### Exercise objective:
Write out all of the entries exactly as given.
Begin Records
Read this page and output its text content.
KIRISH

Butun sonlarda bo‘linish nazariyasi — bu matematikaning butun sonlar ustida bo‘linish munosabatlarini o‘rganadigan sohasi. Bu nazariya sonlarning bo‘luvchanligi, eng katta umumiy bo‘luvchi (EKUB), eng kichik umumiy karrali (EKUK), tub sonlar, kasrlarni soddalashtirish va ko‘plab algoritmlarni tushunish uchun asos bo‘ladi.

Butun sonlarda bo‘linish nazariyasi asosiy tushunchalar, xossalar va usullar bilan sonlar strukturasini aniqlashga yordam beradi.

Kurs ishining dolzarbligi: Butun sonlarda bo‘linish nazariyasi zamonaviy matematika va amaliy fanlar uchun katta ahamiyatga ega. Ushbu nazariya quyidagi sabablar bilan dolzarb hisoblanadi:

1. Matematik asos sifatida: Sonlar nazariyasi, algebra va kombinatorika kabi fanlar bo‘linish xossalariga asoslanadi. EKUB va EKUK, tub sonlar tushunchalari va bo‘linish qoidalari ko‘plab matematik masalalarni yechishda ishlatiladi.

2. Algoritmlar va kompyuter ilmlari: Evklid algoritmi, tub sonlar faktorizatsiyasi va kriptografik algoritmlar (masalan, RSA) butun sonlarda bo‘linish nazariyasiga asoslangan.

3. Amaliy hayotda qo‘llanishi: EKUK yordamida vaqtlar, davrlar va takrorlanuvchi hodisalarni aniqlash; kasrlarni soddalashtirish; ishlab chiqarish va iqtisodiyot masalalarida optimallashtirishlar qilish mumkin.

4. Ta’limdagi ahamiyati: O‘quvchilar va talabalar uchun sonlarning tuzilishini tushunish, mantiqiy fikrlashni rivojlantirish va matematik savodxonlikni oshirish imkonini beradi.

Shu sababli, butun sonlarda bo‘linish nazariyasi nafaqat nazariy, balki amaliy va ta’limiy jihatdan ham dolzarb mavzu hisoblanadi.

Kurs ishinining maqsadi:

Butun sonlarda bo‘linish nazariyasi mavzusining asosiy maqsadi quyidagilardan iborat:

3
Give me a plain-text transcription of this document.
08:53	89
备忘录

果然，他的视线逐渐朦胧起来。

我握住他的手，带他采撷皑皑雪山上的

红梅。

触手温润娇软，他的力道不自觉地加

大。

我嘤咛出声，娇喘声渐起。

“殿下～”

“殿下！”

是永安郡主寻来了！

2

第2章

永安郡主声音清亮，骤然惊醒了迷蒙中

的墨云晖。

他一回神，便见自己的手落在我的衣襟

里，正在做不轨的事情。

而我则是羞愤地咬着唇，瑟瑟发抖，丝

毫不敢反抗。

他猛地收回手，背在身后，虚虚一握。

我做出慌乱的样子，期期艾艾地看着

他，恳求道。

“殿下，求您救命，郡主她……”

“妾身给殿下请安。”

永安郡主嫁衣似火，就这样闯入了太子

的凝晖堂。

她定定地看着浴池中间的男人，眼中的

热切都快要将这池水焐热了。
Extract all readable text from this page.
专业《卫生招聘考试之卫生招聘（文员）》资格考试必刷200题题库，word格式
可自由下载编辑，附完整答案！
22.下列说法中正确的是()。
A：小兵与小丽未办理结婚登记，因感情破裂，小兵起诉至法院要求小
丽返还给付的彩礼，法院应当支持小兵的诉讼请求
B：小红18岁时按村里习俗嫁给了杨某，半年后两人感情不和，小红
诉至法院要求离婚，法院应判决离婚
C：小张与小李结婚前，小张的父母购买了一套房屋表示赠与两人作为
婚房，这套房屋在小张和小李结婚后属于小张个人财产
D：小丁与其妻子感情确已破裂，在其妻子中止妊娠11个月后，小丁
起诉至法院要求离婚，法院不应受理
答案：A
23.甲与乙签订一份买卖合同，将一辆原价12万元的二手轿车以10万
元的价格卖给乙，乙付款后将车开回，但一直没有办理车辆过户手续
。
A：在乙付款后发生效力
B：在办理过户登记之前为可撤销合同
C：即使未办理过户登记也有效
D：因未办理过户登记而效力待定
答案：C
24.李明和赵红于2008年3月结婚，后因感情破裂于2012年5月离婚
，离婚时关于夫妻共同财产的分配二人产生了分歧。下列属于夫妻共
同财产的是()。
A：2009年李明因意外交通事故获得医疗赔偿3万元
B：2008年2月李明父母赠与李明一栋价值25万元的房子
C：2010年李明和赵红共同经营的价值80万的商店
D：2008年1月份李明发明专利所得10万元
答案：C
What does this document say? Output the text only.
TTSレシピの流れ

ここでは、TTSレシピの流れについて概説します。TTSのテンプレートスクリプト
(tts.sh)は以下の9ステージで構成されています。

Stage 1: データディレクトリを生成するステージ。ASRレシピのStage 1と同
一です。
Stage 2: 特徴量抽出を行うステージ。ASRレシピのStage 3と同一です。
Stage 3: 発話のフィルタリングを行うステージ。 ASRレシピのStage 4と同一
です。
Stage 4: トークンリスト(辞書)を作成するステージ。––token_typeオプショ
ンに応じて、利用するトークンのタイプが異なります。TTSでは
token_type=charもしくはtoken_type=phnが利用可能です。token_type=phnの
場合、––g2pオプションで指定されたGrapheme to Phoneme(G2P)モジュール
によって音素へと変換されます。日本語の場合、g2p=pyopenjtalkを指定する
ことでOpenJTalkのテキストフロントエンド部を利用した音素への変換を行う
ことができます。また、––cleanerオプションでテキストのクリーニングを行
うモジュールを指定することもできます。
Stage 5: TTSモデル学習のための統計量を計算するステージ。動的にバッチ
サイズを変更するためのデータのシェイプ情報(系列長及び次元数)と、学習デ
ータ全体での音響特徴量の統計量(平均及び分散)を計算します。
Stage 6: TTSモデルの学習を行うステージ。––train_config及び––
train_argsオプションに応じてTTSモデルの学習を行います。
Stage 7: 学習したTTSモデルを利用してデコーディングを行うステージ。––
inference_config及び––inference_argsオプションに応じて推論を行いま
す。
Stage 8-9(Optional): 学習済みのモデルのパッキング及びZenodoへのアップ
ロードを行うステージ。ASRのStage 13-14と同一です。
End Records
### Solution to this task:
Read this page and output its text content.
KIRISH

Butun sonlarda bo‘linish nazariyasi — bu matematikaning butun sonlar ustida bo‘linish munosabatlarini o‘rganadigan sohasi. Bu nazariya sonlarning bo‘luvchanligi, eng katta umumiy bo‘luvchi (EKUB), eng kichik umumiy karrali (EKUK), tub sonlar, kasrlarni soddalashtirish va ko‘plab algoritmlarni tushunish uchun asos bo‘ladi.

Butun sonlarda bo‘linish nazariyasi asosiy tushunchalar, xossalar va usullar bilan sonlar strukturasini aniqlashga yordam beradi.

Kurs ishining dolzarbligi: Butun sonlarda bo‘linish nazariyasi zamonaviy matematika va amaliy fanlar uchun katta ahamiyatga ega. Ushbu nazariya quyidagi sabablar bilan dolzarb hisoblanadi:

1. Matematik asos sifatida: Sonlar nazariyasi, algebra va kombinatorika kabi fanlar bo‘linish xossalariga asoslanadi. EKUB va EKUK, tub sonlar tushunchalari va bo‘linish qoidalari ko‘plab matematik masalalarni yechishda ishlatiladi.

2. Algoritmlar va kompyuter ilmlari: Evklid algoritmi, tub sonlar faktorizatsiyasi va kriptografik algoritmlar (masalan, RSA) butun sonlarda bo‘linish nazariyasiga asoslangan.

3. Amaliy hayotda qo‘llanishi: EKUK yordamida vaqtlar, davrlar va takrorlanuvchi hodisalarni aniqlash; kasrlarni soddalashtirish; ishlab chiqarish va iqtisodiyot masalalarida optimallashtirishlar qilish mumkin.

4. Ta’limdagi ahamiyati: O‘quvchilar va talabalar uchun sonlarning tuzilishini tushunish, mantiqiy fikrlashni rivojlantirish va matematik savodxonlikni oshirish imkonini beradi.

Shu sababli, butun sonlarda bo‘linish nazariyasi nafaqat nazariy, balki amaliy va ta’limiy jihatdan ham dolzarb mavzu hisoblanadi.

Kurs ishinining maqsadi:

Butun sonlarda bo‘linish nazariyasi mavzusining asosiy maqsadi quyidagilardan iborat:

3
Give me a plain-text transcription of this document.
08:53	89
备忘录

果然，他的视线逐渐朦胧起来。

我握住他的手，带他采撷皑皑雪山上的

红梅。

触手温润娇软，他的力道不自觉地加

大。

我嘤咛出声，娇喘声渐起。

“殿下～”

“殿下！”

是永安郡主寻来了！

2

第2章

永安郡主声音清亮，骤然惊醒了迷蒙中

的墨云晖。

他一回神，便见自己的手落在我的衣襟

里，正在做不轨的事情。

而我则是羞愤地咬着唇，瑟瑟发抖，丝

毫不敢反抗。

他猛地收回手，背在身后，虚虚一握。

我做出慌乱的样子，期期艾艾地看着

他，恳求道。

“殿下，求您救命，郡主她……”

“妾身给殿下请安。”

永安郡主嫁衣似火，就这样闯入了太子

的凝晖堂。

她定定地看着浴池中间的男人，眼中的

热切都快要将这池水焐热了。
Extract all readable text from this page.
专业《卫生招聘考试之卫生招聘（文员）》资格考试必刷200题题库，word格式
可自由下载编辑，附完整答案！
22.下列说法中正确的是()。
A：小兵与小丽未办理结婚登记，因感情破裂，小兵起诉至法院要求小
丽返还给付的彩礼，法院应当支持小兵的诉讼请求
B：小红18岁时按村里习俗嫁给了杨某，半年后两人感情不和，小红
诉至法院要求离婚，法院应判决离婚
C：小张与小李结婚前，小张的父母购买了一套房屋表示赠与两人作为
婚房，这套房屋在小张和小李结婚后属于小张个人财产
D：小丁与其妻子感情确已破裂，在其妻子中止妊娠11个月后，小丁
起诉至法院要求离婚，法院不应受理
答案：A
23.甲与乙签订一份买卖合同，将一辆原价12万元的二手轿车以10万
元的价格卖给乙，乙付款后将车开回，但一直没有办理车辆过户手续
。
A：在乙付款后发生效力
B：在办理过户登记之前为可撤销合同
C：即使未办理过户登记也有效
D：因未办理过户登记而效力待定
答案：C
24.李明和赵红于2008年3月结婚，后因感情破裂于2012年5月离婚
，离婚时关于夫妻共同财产的分配二人产生了分歧。下列属于夫妻共
同财产的是()。
A：2009年李明因意外交通事故获得医疗赔偿3万元
B：2008年2月李明父母赠与李明一栋价值25万元的房子
C：2010年李明和赵红共同经营的价值80万的商店
D：2008年1月份李明发明专利所得10万元
答案：C
What does this document say? Output the text only.
TTSレシピの流れ

ここでは、TTSレシピの流れについて概説します。TTSのテンプレートスクリプト
(tts.sh)は以下の9ステージで構成されています。

Stage 1: データディレクトリを生成するステージ。ASRレシピのStage 1と同
一です。
Stage 2: 特徴量抽出を行うステージ。ASRレシピのStage 3と同一です。
Stage 3: 発話のフィルタリングを行うステージ。 ASRレシピのStage 4と同一
です。
Stage 4: トークンリスト(辞書)を作成するステージ。––token_typeオプショ
ンに応じて、利用するトークンのタイプが異なります。TTSでは
token_type=charもしくはtoken_type=phnが利用可能です。token_type=phnの
場合、––g2pオプションで指定されたGrapheme to Phoneme(G2P)モジュール
によって音素へと変換されます。日本語の場合、g2p=pyopenjtalkを指定する
ことでOpenJTalkのテキストフロントエンド部を利用した音素への変換を行う
ことができます。また、––cleanerオプションでテキストのクリーニングを行
うモジュールを指定することもできます。
Stage 5: TTSモデル学習のための統計量を計算するステージ。動的にバッチ
サイズを変更するためのデータのシェイプ情報(系列長及び次元数)と、学習デ
ータ全体での音響特徴量の統計量(平均及び分散)を計算します。
Stage 6: TTSモデルの学習を行うステージ。––train_config及び––
train_argsオプションに応じてTTSモデルの学習を行います。
Stage 7: 学習したTTSモデルを利用してデコーディングを行うステージ。––
inference_config及び––inference_argsオプションに応じて推論を行いま
す。
Stage 8-9(Optional): 学習済みのモデルのパッキング及びZenodoへのアップ
ロードを行うステージ。ASRのStage 13-14と同一です。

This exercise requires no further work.